Component data from apps and pages
Segment Open
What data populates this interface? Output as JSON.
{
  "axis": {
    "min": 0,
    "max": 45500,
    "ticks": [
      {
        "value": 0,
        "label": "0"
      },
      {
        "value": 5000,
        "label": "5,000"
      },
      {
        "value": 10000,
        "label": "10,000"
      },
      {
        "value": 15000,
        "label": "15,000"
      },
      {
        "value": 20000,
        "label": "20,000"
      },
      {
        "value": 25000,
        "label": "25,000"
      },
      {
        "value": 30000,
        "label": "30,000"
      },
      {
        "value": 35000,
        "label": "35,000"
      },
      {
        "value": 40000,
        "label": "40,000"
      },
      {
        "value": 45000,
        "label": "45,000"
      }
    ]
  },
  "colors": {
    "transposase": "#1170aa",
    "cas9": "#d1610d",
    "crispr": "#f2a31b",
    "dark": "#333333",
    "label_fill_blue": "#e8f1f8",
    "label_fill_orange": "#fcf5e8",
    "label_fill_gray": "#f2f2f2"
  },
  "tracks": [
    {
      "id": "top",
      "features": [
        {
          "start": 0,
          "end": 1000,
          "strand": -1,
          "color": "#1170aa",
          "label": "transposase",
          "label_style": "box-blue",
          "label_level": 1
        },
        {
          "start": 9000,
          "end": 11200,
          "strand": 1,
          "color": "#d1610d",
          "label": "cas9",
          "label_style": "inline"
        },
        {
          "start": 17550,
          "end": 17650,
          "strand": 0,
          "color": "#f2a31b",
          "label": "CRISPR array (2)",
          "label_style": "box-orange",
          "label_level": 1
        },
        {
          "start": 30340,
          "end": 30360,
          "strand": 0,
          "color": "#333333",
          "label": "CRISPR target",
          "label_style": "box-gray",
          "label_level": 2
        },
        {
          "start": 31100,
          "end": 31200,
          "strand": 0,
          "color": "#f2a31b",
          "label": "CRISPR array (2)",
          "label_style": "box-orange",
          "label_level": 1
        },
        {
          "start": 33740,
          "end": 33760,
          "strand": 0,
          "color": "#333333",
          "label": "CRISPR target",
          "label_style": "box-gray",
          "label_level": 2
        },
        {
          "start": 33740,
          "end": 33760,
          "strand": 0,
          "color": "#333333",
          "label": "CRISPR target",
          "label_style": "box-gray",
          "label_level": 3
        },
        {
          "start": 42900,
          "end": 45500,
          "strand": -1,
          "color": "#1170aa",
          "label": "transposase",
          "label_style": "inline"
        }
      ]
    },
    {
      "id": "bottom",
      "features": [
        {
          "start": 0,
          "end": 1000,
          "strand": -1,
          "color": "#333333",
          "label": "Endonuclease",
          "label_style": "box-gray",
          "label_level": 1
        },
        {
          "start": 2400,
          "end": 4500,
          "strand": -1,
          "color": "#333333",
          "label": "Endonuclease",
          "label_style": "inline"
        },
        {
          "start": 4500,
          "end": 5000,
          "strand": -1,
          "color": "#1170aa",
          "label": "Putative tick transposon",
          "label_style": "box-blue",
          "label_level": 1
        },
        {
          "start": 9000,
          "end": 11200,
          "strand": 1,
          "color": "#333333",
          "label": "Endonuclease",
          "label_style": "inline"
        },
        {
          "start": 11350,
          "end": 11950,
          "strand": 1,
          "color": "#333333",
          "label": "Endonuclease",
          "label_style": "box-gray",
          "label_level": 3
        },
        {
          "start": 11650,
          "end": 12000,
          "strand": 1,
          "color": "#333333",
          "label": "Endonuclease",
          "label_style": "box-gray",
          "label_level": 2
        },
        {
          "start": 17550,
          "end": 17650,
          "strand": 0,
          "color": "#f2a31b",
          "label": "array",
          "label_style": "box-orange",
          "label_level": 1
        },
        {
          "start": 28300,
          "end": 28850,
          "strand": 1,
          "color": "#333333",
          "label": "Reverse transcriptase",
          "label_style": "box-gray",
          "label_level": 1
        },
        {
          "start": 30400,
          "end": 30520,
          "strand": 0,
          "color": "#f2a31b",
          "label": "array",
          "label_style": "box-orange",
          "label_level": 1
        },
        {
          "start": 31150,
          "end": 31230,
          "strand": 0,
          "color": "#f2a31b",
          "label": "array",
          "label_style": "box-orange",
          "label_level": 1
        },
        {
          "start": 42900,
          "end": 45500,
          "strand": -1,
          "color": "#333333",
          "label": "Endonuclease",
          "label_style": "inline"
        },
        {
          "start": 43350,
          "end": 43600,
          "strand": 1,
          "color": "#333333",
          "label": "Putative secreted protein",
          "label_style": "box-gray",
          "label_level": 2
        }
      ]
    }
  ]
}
Segment Closed
Copy out all lines above holding "Putative".

          "label": "Putative tick transposon",
          "label": "Putative secreted protein",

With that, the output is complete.